THE TASK> Output all of the lines below exactly, and leave out each image.

Start of GIVEN DATA

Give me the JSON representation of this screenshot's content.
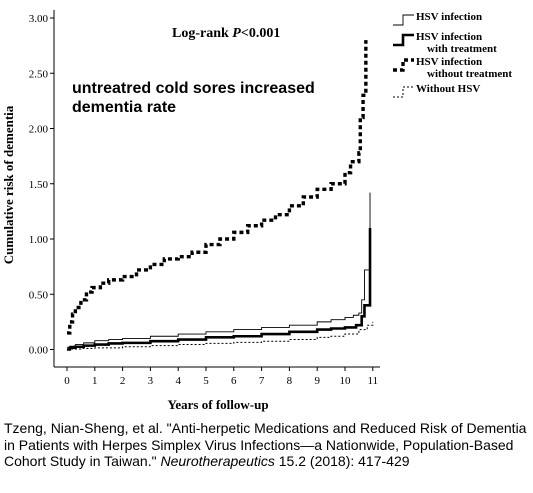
{
  "chart_data": {
    "type": "line",
    "title": "",
    "annotation_logrank_prefix": "Log-rank ",
    "annotation_logrank_p": "P",
    "annotation_logrank_suffix": "<0.001",
    "annotation_text_line1": "untreatred cold sores increased",
    "annotation_text_line2": "dementia rate",
    "xlabel": "Years of follow-up",
    "ylabel": "Cumulative risk of dementia",
    "xlim": [
      0,
      11.3
    ],
    "ylim": [
      0,
      3.0
    ],
    "xticks": [
      "0",
      "1",
      "2",
      "3",
      "4",
      "5",
      "6",
      "7",
      "8",
      "9",
      "10",
      "11"
    ],
    "yticks": [
      "0.00",
      "0.50",
      "1.00",
      "1.50",
      "2.00",
      "2.50",
      "3.00"
    ],
    "grid": false,
    "legend_position": "top-right",
    "series": [
      {
        "name": "HSV infection",
        "style": "solid-thin",
        "points": [
          [
            0,
            0.02
          ],
          [
            0.1,
            0.03
          ],
          [
            0.3,
            0.045
          ],
          [
            0.6,
            0.06
          ],
          [
            1,
            0.08
          ],
          [
            1.5,
            0.09
          ],
          [
            2,
            0.1
          ],
          [
            3,
            0.12
          ],
          [
            4,
            0.14
          ],
          [
            5,
            0.16
          ],
          [
            6,
            0.18
          ],
          [
            7,
            0.2
          ],
          [
            8,
            0.22
          ],
          [
            9,
            0.25
          ],
          [
            9.5,
            0.27
          ],
          [
            10,
            0.29
          ],
          [
            10.3,
            0.31
          ],
          [
            10.5,
            0.33
          ],
          [
            10.6,
            0.45
          ],
          [
            10.7,
            0.72
          ],
          [
            10.85,
            0.72
          ],
          [
            10.9,
            1.42
          ]
        ]
      },
      {
        "name": "HSV infection with treatment",
        "style": "solid-thick",
        "points": [
          [
            0,
            0.0
          ],
          [
            0.1,
            0.015
          ],
          [
            0.3,
            0.025
          ],
          [
            0.6,
            0.035
          ],
          [
            1,
            0.045
          ],
          [
            1.5,
            0.055
          ],
          [
            2,
            0.06
          ],
          [
            3,
            0.075
          ],
          [
            4,
            0.09
          ],
          [
            5,
            0.11
          ],
          [
            6,
            0.12
          ],
          [
            7,
            0.14
          ],
          [
            8,
            0.16
          ],
          [
            9,
            0.18
          ],
          [
            9.5,
            0.19
          ],
          [
            10,
            0.2
          ],
          [
            10.4,
            0.22
          ],
          [
            10.55,
            0.22
          ],
          [
            10.6,
            0.3
          ],
          [
            10.7,
            0.4
          ],
          [
            10.85,
            0.4
          ],
          [
            10.9,
            1.1
          ]
        ]
      },
      {
        "name": "HSV infection without treatment",
        "style": "dashed-thick",
        "points": [
          [
            0,
            0.15
          ],
          [
            0.1,
            0.25
          ],
          [
            0.2,
            0.32
          ],
          [
            0.3,
            0.38
          ],
          [
            0.5,
            0.45
          ],
          [
            0.7,
            0.52
          ],
          [
            0.9,
            0.56
          ],
          [
            1.2,
            0.6
          ],
          [
            1.5,
            0.63
          ],
          [
            2,
            0.66
          ],
          [
            2.5,
            0.72
          ],
          [
            3,
            0.77
          ],
          [
            3.5,
            0.82
          ],
          [
            4,
            0.84
          ],
          [
            4.5,
            0.88
          ],
          [
            5,
            0.95
          ],
          [
            5.5,
            1.0
          ],
          [
            6,
            1.06
          ],
          [
            6.5,
            1.12
          ],
          [
            7,
            1.17
          ],
          [
            7.5,
            1.22
          ],
          [
            8,
            1.3
          ],
          [
            8.5,
            1.38
          ],
          [
            9,
            1.45
          ],
          [
            9.5,
            1.5
          ],
          [
            10,
            1.6
          ],
          [
            10.2,
            1.7
          ],
          [
            10.5,
            1.78
          ],
          [
            10.55,
            2.1
          ],
          [
            10.65,
            2.3
          ],
          [
            10.75,
            2.8
          ]
        ]
      },
      {
        "name": "Without HSV",
        "style": "dotted-thin",
        "points": [
          [
            0,
            0.005
          ],
          [
            0.5,
            0.01
          ],
          [
            1,
            0.015
          ],
          [
            2,
            0.025
          ],
          [
            3,
            0.035
          ],
          [
            4,
            0.045
          ],
          [
            5,
            0.055
          ],
          [
            6,
            0.065
          ],
          [
            7,
            0.075
          ],
          [
            8,
            0.09
          ],
          [
            9,
            0.11
          ],
          [
            9.5,
            0.12
          ],
          [
            10,
            0.14
          ],
          [
            10.5,
            0.18
          ],
          [
            10.8,
            0.22
          ],
          [
            11,
            0.25
          ]
        ]
      }
    ]
  },
  "legend": {
    "items": [
      {
        "line1": "HSV infection",
        "line2": ""
      },
      {
        "line1": "HSV infection",
        "line2": "with treatment"
      },
      {
        "line1": "HSV infection",
        "line2": "without treatment"
      },
      {
        "line1": "Without HSV",
        "line2": ""
      }
    ]
  },
  "citation": {
    "before_italic": "Tzeng, Nian-Sheng, et al. \"Anti-herpetic Medications and Reduced Risk of Dementia in Patients with Herpes Simplex Virus Infections—a Nationwide, Population-Based Cohort Study in Taiwan.\" ",
    "italic": "Neurotherapeutics",
    "after_italic": " 15.2 (2018): 417-429"
  }
}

End of GIVEN DATA

TASK RESULT>
Give me the JSON representation of this screenshot's content.
{
  "chart_data": {
    "type": "line",
    "title": "",
    "annotation_logrank_prefix": "Log-rank ",
    "annotation_logrank_p": "P",
    "annotation_logrank_suffix": "<0.001",
    "annotation_text_line1": "untreatred cold sores increased",
    "annotation_text_line2": "dementia rate",
    "xlabel": "Years of follow-up",
    "ylabel": "Cumulative risk of dementia",
    "xlim": [
      0,
      11.3
    ],
    "ylim": [
      0,
      3.0
    ],
    "xticks": [
      "0",
      "1",
      "2",
      "3",
      "4",
      "5",
      "6",
      "7",
      "8",
      "9",
      "10",
      "11"
    ],
    "yticks": [
      "0.00",
      "0.50",
      "1.00",
      "1.50",
      "2.00",
      "2.50",
      "3.00"
    ],
    "grid": false,
    "legend_position": "top-right",
    "series": [
      {
        "name": "HSV infection",
        "style": "solid-thin",
        "points": [
          [
            0,
            0.02
          ],
          [
            0.1,
            0.03
          ],
          [
            0.3,
            0.045
          ],
          [
            0.6,
            0.06
          ],
          [
            1,
            0.08
          ],
          [
            1.5,
            0.09
          ],
          [
            2,
            0.1
          ],
          [
            3,
            0.12
          ],
          [
            4,
            0.14
          ],
          [
            5,
            0.16
          ],
          [
            6,
            0.18
          ],
          [
            7,
            0.2
          ],
          [
            8,
            0.22
          ],
          [
            9,
            0.25
          ],
          [
            9.5,
            0.27
          ],
          [
            10,
            0.29
          ],
          [
            10.3,
            0.31
          ],
          [
            10.5,
            0.33
          ],
          [
            10.6,
            0.45
          ],
          [
            10.7,
            0.72
          ],
          [
            10.85,
            0.72
          ],
          [
            10.9,
            1.42
          ]
        ]
      },
      {
        "name": "HSV infection with treatment",
        "style": "solid-thick",
        "points": [
          [
            0,
            0.0
          ],
          [
            0.1,
            0.015
          ],
          [
            0.3,
            0.025
          ],
          [
            0.6,
            0.035
          ],
          [
            1,
            0.045
          ],
          [
            1.5,
            0.055
          ],
          [
            2,
            0.06
          ],
          [
            3,
            0.075
          ],
          [
            4,
            0.09
          ],
          [
            5,
            0.11
          ],
          [
            6,
            0.12
          ],
          [
            7,
            0.14
          ],
          [
            8,
            0.16
          ],
          [
            9,
            0.18
          ],
          [
            9.5,
            0.19
          ],
          [
            10,
            0.2
          ],
          [
            10.4,
            0.22
          ],
          [
            10.55,
            0.22
          ],
          [
            10.6,
            0.3
          ],
          [
            10.7,
            0.4
          ],
          [
            10.85,
            0.4
          ],
          [
            10.9,
            1.1
          ]
        ]
      },
      {
        "name": "HSV infection without treatment",
        "style": "dashed-thick",
        "points": [
          [
            0,
            0.15
          ],
          [
            0.1,
            0.25
          ],
          [
            0.2,
            0.32
          ],
          [
            0.3,
            0.38
          ],
          [
            0.5,
            0.45
          ],
          [
            0.7,
            0.52
          ],
          [
            0.9,
            0.56
          ],
          [
            1.2,
            0.6
          ],
          [
            1.5,
            0.63
          ],
          [
            2,
            0.66
          ],
          [
            2.5,
            0.72
          ],
          [
            3,
            0.77
          ],
          [
            3.5,
            0.82
          ],
          [
            4,
            0.84
          ],
          [
            4.5,
            0.88
          ],
          [
            5,
            0.95
          ],
          [
            5.5,
            1.0
          ],
          [
            6,
            1.06
          ],
          [
            6.5,
            1.12
          ],
          [
            7,
            1.17
          ],
          [
            7.5,
            1.22
          ],
          [
            8,
            1.3
          ],
          [
            8.5,
            1.38
          ],
          [
            9,
            1.45
          ],
          [
            9.5,
            1.5
          ],
          [
            10,
            1.6
          ],
          [
            10.2,
            1.7
          ],
          [
            10.5,
            1.78
          ],
          [
            10.55,
            2.1
          ],
          [
            10.65,
            2.3
          ],
          [
            10.75,
            2.8
          ]
        ]
      },
      {
        "name": "Without HSV",
        "style": "dotted-thin",
        "points": [
          [
            0,
            0.005
          ],
          [
            0.5,
            0.01
          ],
          [
            1,
            0.015
          ],
          [
            2,
            0.025
          ],
          [
            3,
            0.035
          ],
          [
            4,
            0.045
          ],
          [
            5,
            0.055
          ],
          [
            6,
            0.065
          ],
          [
            7,
            0.075
          ],
          [
            8,
            0.09
          ],
          [
            9,
            0.11
          ],
          [
            9.5,
            0.12
          ],
          [
            10,
            0.14
          ],
          [
            10.5,
            0.18
          ],
          [
            10.8,
            0.22
          ],
          [
            11,
            0.25
          ]
        ]
      }
    ]
  },
  "legend": {
    "items": [
      {
        "line1": "HSV infection",
        "line2": ""
      },
      {
        "line1": "HSV infection",
        "line2": "with treatment"
      },
      {
        "line1": "HSV infection",
        "line2": "without treatment"
      },
      {
        "line1": "Without HSV",
        "line2": ""
      }
    ]
  },
  "citation": {
    "before_italic": "Tzeng, Nian-Sheng, et al. \"Anti-herpetic Medications and Reduced Risk of Dementia in Patients with Herpes Simplex Virus Infections—a Nationwide, Population-Based Cohort Study in Taiwan.\" ",
    "italic": "Neurotherapeutics",
    "after_italic": " 15.2 (2018): 417-429"
  }
}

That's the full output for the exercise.